Exercise brief
Pictures aside, repeat every entry exactly.

Supplied material
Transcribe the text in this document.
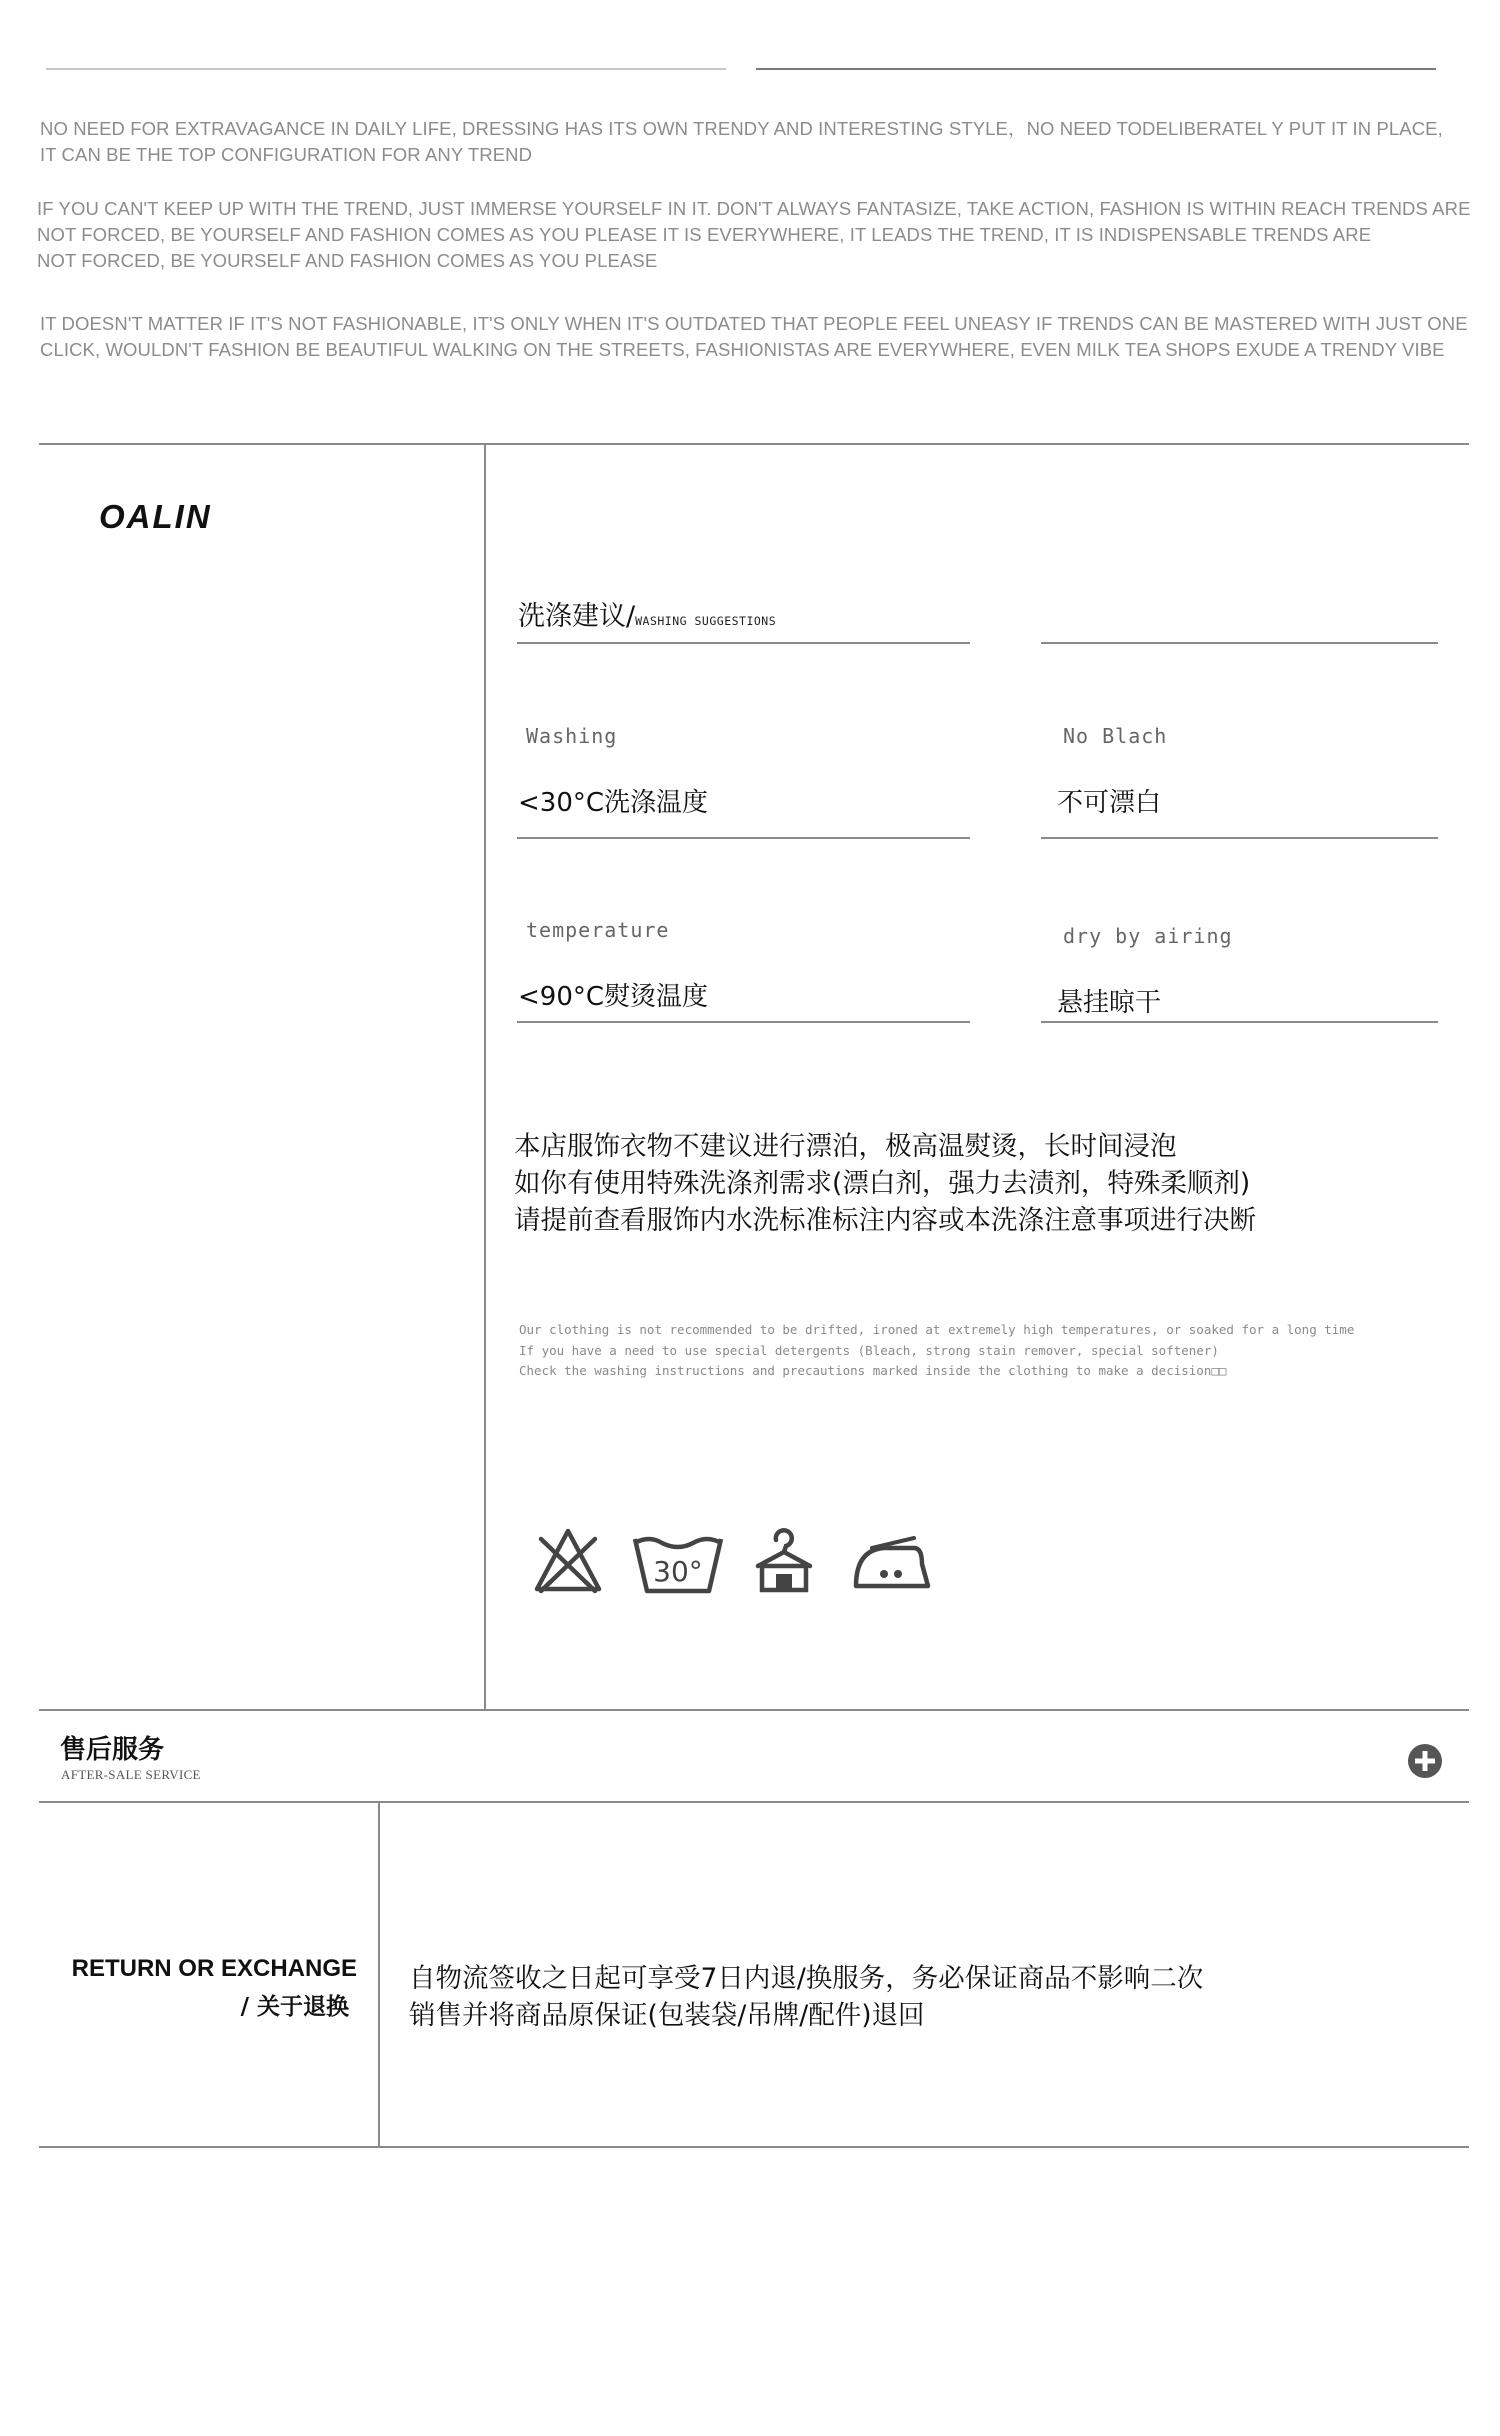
NO NEED FOR EXTRAVAGANCE IN DAILY LIFE, DRESSING HAS ITS OWN TRENDY AND INTERESTING STYLE，NO NEED TODELIBERATEL Y PUT IT IN PLACE,
IT CAN BE THE TOP CONFIGURATION FOR ANY TREND
IF YOU CAN'T KEEP UP WITH THE TREND, JUST IMMERSE YOURSELF IN IT. DON'T ALWAYS FANTASIZE, TAKE ACTION, FASHION IS WITHIN REACH TRENDS ARE
NOT FORCED, BE YOURSELF AND FASHION COMES AS YOU PLEASE IT IS EVERYWHERE, IT LEADS THE TREND, IT IS INDISPENSABLE TRENDS ARE
NOT FORCED, BE YOURSELF AND FASHION COMES AS YOU PLEASE
IT DOESN'T MATTER IF IT'S NOT FASHIONABLE, IT'S ONLY WHEN IT'S OUTDATED THAT PEOPLE FEEL UNEASY IF TRENDS CAN BE MASTERED WITH JUST ONE
CLICK, WOULDN'T FASHION BE BEAUTIFUL WALKING ON THE STREETS, FASHIONISTAS ARE EVERYWHERE, EVEN MILK TEA SHOPS EXUDE A TRENDY VIBE
OALIN
洗涤建议/WASHING SUGGESTIONS
Washing
<30°C洗涤温度
No Blach
不可漂白
temperature
<90°C熨烫温度
dry by airing
悬挂晾干
本店服饰衣物不建议进行漂泊，极高温熨烫，长时间浸泡
如你有使用特殊洗涤剂需求(漂白剂，强力去渍剂，特殊柔顺剂)
请提前查看服饰内水洗标准标注内容或本洗涤注意事项进行决断
Our clothing is not recommended to be drifted, ironed at extremely high temperatures, or soaked for a long time
If you have a need to use special detergents (Bleach, strong stain remover, special softener)
Check the washing instructions and precautions marked inside the clothing to make a decision□□
30°
售后服务
AFTER-SALE SERVICE
RETURN OR EXCHANGE
/ 关于退换
自物流签收之日起可享受7日内退/换服务，务必保证商品不影响二次
销售并将商品原保证(包装袋/吊牌/配件)退回
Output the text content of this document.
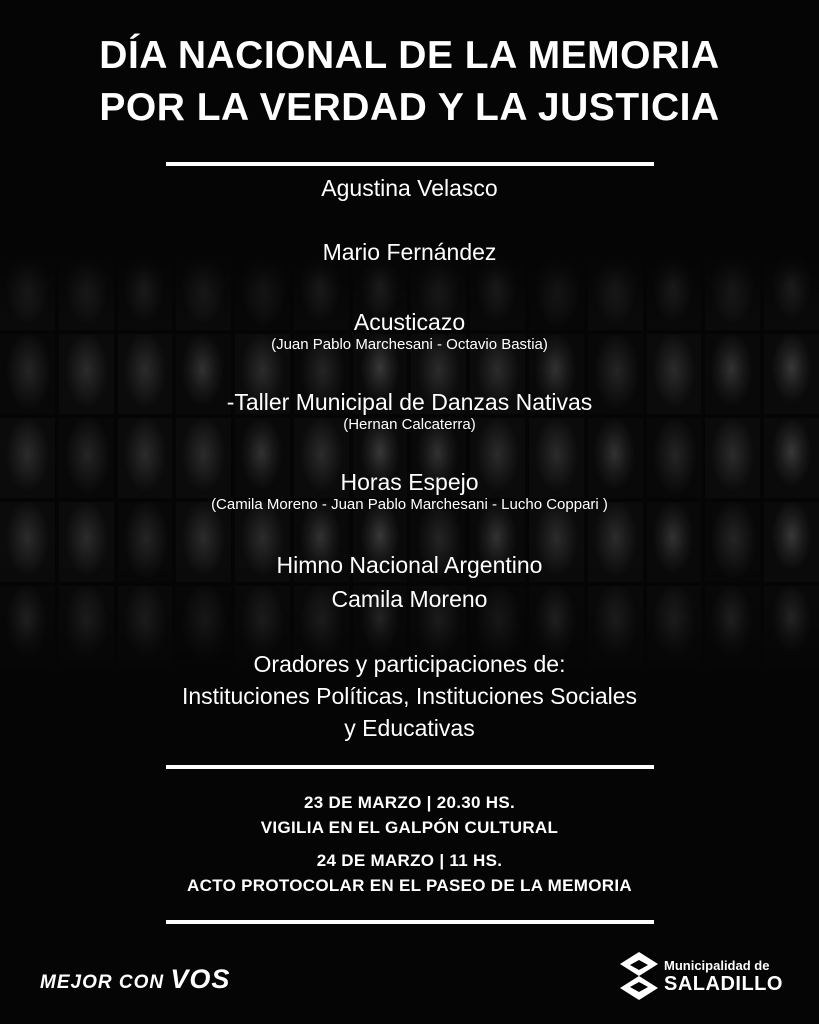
DÍA NACIONAL DE LA MEMORIA
POR LA VERDAD Y LA JUSTICIA

Agustina Velasco

Mario Fernández

Acusticazo

(Juan Pablo Marchesani - Octavio Bastia)

-Taller Municipal de Danzas Nativas

(Hernan Calcaterra)

Horas Espejo

(Camila Moreno - Juan Pablo Marchesani - Lucho Coppari )

Himno Nacional Argentino

Camila Moreno

Oradores y participaciones de:

Instituciones Políticas, Instituciones Sociales

y Educativas

23 DE MARZO | 20.30 HS.

VIGILIA EN EL GALPÓN CULTURAL

24 DE MARZO | 11 HS.

ACTO PROTOCOLAR EN EL PASEO DE LA MEMORIA

MEJOR CON VOS	Municipalidad de
SALADILLO
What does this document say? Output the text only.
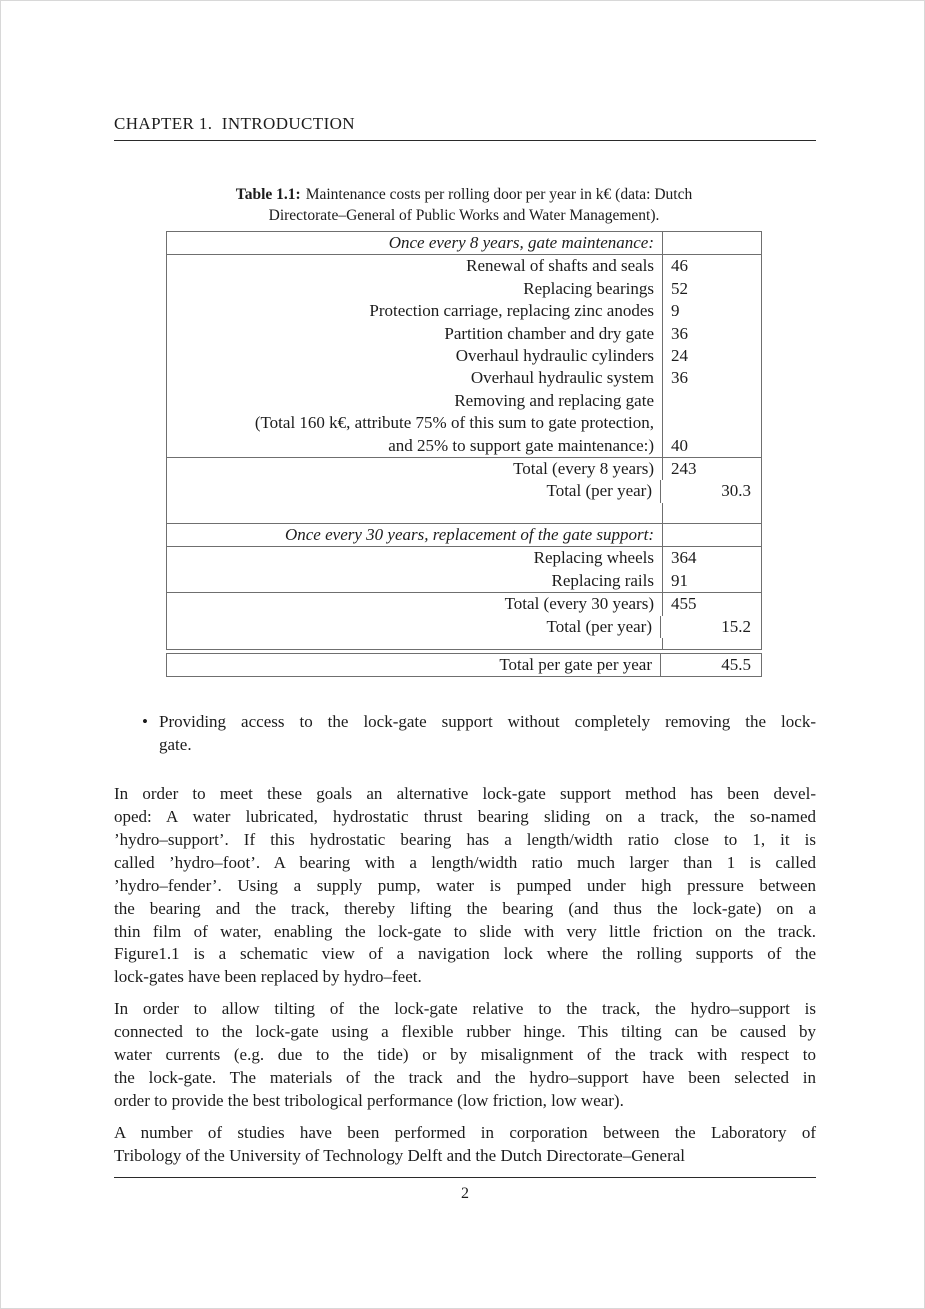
CHAPTER 1.  INTRODUCTION
Table 1.1: Maintenance costs per rolling door per year in k€ (data: Dutch
Directorate–General of Public Works and Water Management).
Once every 8 years, gate maintenance:
Renewal of shafts and seals	46
Replacing bearings	52
Protection carriage, replacing zinc anodes	9
Partition chamber and dry gate	36
Overhaul hydraulic cylinders	24
Overhaul hydraulic system	36
Removing and replacing gate
(Total 160 k€, attribute 75% of this sum to gate protection,
and 25% to support gate maintenance:)	40
Total (every 8 years)	243
Total (per year)	30.3
Once every 30 years, replacement of the gate support:
Replacing wheels	364
Replacing rails	91
Total (every 30 years)	455
Total (per year)	15.2
Total per gate per year	45.5
• Providing access to the lock-gate support without completely removing the lock-
gate.
In order to meet these goals an alternative lock-gate support method has been devel-
oped: A water lubricated, hydrostatic thrust bearing sliding on a track, the so-named
’hydro–support’. If this hydrostatic bearing has a length/width ratio close to 1, it is
called ’hydro–foot’. A bearing with a length/width ratio much larger than 1 is called
’hydro–fender’. Using a supply pump, water is pumped under high pressure between
the bearing and the track, thereby lifting the bearing (and thus the lock-gate) on a
thin film of water, enabling the lock-gate to slide with very little friction on the track.
Figure1.1 is a schematic view of a navigation lock where the rolling supports of the
lock-gates have been replaced by hydro–feet.
In order to allow tilting of the lock-gate relative to the track, the hydro–support is
connected to the lock-gate using a flexible rubber hinge. This tilting can be caused by
water currents (e.g. due to the tide) or by misalignment of the track with respect to
the lock-gate. The materials of the track and the hydro–support have been selected in
order to provide the best tribological performance (low friction, low wear).
A number of studies have been performed in corporation between the Laboratory of
Tribology of the University of Technology Delft and the Dutch Directorate–General
2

Written solution
Transcribe the text in this document.
NO NEED FOR EXTRAVAGANCE IN DAILY LIFE, DRESSING HAS ITS OWN TRENDY AND INTERESTING STYLE，NO NEED TODELIBERATEL Y PUT IT IN PLACE,
IT CAN BE THE TOP CONFIGURATION FOR ANY TREND
IF YOU CAN'T KEEP UP WITH THE TREND, JUST IMMERSE YOURSELF IN IT. DON'T ALWAYS FANTASIZE, TAKE ACTION, FASHION IS WITHIN REACH TRENDS ARE
NOT FORCED, BE YOURSELF AND FASHION COMES AS YOU PLEASE IT IS EVERYWHERE, IT LEADS THE TREND, IT IS INDISPENSABLE TRENDS ARE
NOT FORCED, BE YOURSELF AND FASHION COMES AS YOU PLEASE
IT DOESN'T MATTER IF IT'S NOT FASHIONABLE, IT'S ONLY WHEN IT'S OUTDATED THAT PEOPLE FEEL UNEASY IF TRENDS CAN BE MASTERED WITH JUST ONE
CLICK, WOULDN'T FASHION BE BEAUTIFUL WALKING ON THE STREETS, FASHIONISTAS ARE EVERYWHERE, EVEN MILK TEA SHOPS EXUDE A TRENDY VIBE
OALIN
洗涤建议/WASHING SUGGESTIONS
Washing
<30°C洗涤温度
No Blach
不可漂白
temperature
<90°C熨烫温度
dry by airing
悬挂晾干
本店服饰衣物不建议进行漂泊，极高温熨烫，长时间浸泡
如你有使用特殊洗涤剂需求(漂白剂，强力去渍剂，特殊柔顺剂)
请提前查看服饰内水洗标准标注内容或本洗涤注意事项进行决断
Our clothing is not recommended to be drifted, ironed at extremely high temperatures, or soaked for a long time
If you have a need to use special detergents (Bleach, strong stain remover, special softener)
Check the washing instructions and precautions marked inside the clothing to make a decision□□
30°
售后服务
AFTER-SALE SERVICE
RETURN OR EXCHANGE
/ 关于退换
自物流签收之日起可享受7日内退/换服务，务必保证商品不影响二次
销售并将商品原保证(包装袋/吊牌/配件)退回
Output the text content of this document.
DÍA NACIONAL DE LA MEMORIA
POR LA VERDAD Y LA JUSTICIA

Agustina Velasco

Mario Fernández

Acusticazo

(Juan Pablo Marchesani - Octavio Bastia)

-Taller Municipal de Danzas Nativas

(Hernan Calcaterra)

Horas Espejo

(Camila Moreno - Juan Pablo Marchesani - Lucho Coppari )

Himno Nacional Argentino

Camila Moreno

Oradores y participaciones de:

Instituciones Políticas, Instituciones Sociales

y Educativas

23 DE MARZO | 20.30 HS.

VIGILIA EN EL GALPÓN CULTURAL

24 DE MARZO | 11 HS.

ACTO PROTOCOLAR EN EL PASEO DE LA MEMORIA

MEJOR CON VOS	Municipalidad de
SALADILLO
What does this document say? Output the text only.
CHAPTER 1.  INTRODUCTION
Table 1.1: Maintenance costs per rolling door per year in k€ (data: Dutch
Directorate–General of Public Works and Water Management).
Once every 8 years, gate maintenance:
Renewal of shafts and seals	46
Replacing bearings	52
Protection carriage, replacing zinc anodes	9
Partition chamber and dry gate	36
Overhaul hydraulic cylinders	24
Overhaul hydraulic system	36
Removing and replacing gate
(Total 160 k€, attribute 75% of this sum to gate protection,
and 25% to support gate maintenance:)	40
Total (every 8 years)	243
Total (per year)	30.3
Once every 30 years, replacement of the gate support:
Replacing wheels	364
Replacing rails	91
Total (every 30 years)	455
Total (per year)	15.2
Total per gate per year	45.5
• Providing access to the lock-gate support without completely removing the lock-
gate.
In order to meet these goals an alternative lock-gate support method has been devel-
oped: A water lubricated, hydrostatic thrust bearing sliding on a track, the so-named
’hydro–support’. If this hydrostatic bearing has a length/width ratio close to 1, it is
called ’hydro–foot’. A bearing with a length/width ratio much larger than 1 is called
’hydro–fender’. Using a supply pump, water is pumped under high pressure between
the bearing and the track, thereby lifting the bearing (and thus the lock-gate) on a
thin film of water, enabling the lock-gate to slide with very little friction on the track.
Figure1.1 is a schematic view of a navigation lock where the rolling supports of the
lock-gates have been replaced by hydro–feet.
In order to allow tilting of the lock-gate relative to the track, the hydro–support is
connected to the lock-gate using a flexible rubber hinge. This tilting can be caused by
water currents (e.g. due to the tide) or by misalignment of the track with respect to
the lock-gate. The materials of the track and the hydro–support have been selected in
order to provide the best tribological performance (low friction, low wear).
A number of studies have been performed in corporation between the Laboratory of
Tribology of the University of Technology Delft and the Dutch Directorate–General
2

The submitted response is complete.